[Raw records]
......

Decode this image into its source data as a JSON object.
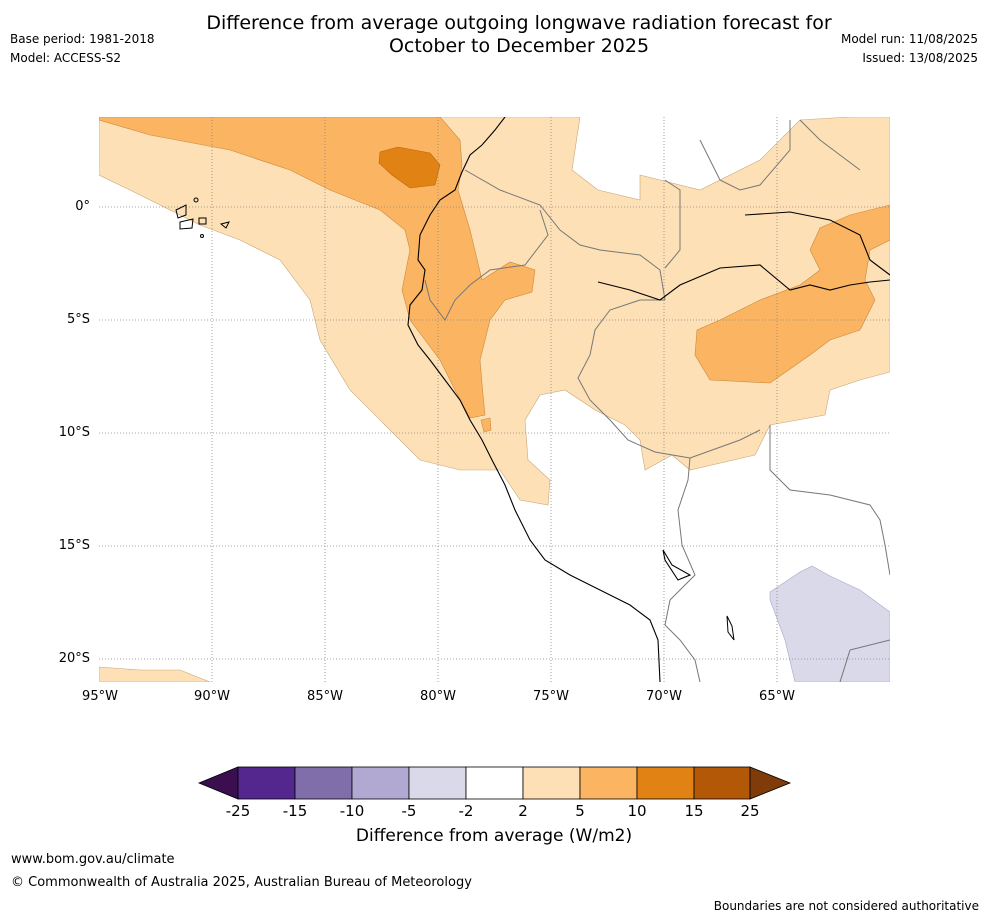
{
  "header": {
    "title_line1": "Difference from average outgoing longwave radiation forecast for",
    "title_line2": "October to December 2025",
    "base_period": "Base period: 1981-2018",
    "model": "Model: ACCESS-S2",
    "model_run": "Model run: 11/08/2025",
    "issued": "Issued: 13/08/2025"
  },
  "map": {
    "lat_labels": [
      "0°",
      "5°S",
      "10°S",
      "15°S",
      "20°S"
    ],
    "lon_labels": [
      "95°W",
      "90°W",
      "85°W",
      "80°W",
      "75°W",
      "70°W",
      "65°W"
    ]
  },
  "colorbar": {
    "ticks": [
      "-25",
      "-15",
      "-10",
      "-5",
      "-2",
      "2",
      "5",
      "10",
      "15",
      "25"
    ],
    "colors": [
      "#3b0f4f",
      "#54278f",
      "#7f6ea9",
      "#b1a9d2",
      "#d9d9ea",
      "#ffffff",
      "#fde0b5",
      "#fbb462",
      "#e08214",
      "#b35806",
      "#7f3b08"
    ],
    "label": "Difference from average (W/m2)"
  },
  "footer": {
    "url": "www.bom.gov.au/climate",
    "copyright": "© Commonwealth of Australia 2025, Australian Bureau of Meteorology",
    "disclaimer": "Boundaries are not considered authoritative"
  }
}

......

# [STATED TASK]
Using the listing above, return all lines where the word "from" occurs.

# [COMPLETED TASK]
    "title_line1": "Difference from average outgoing longwave radiation forecast for",
    "label": "Difference from average (W/m2)"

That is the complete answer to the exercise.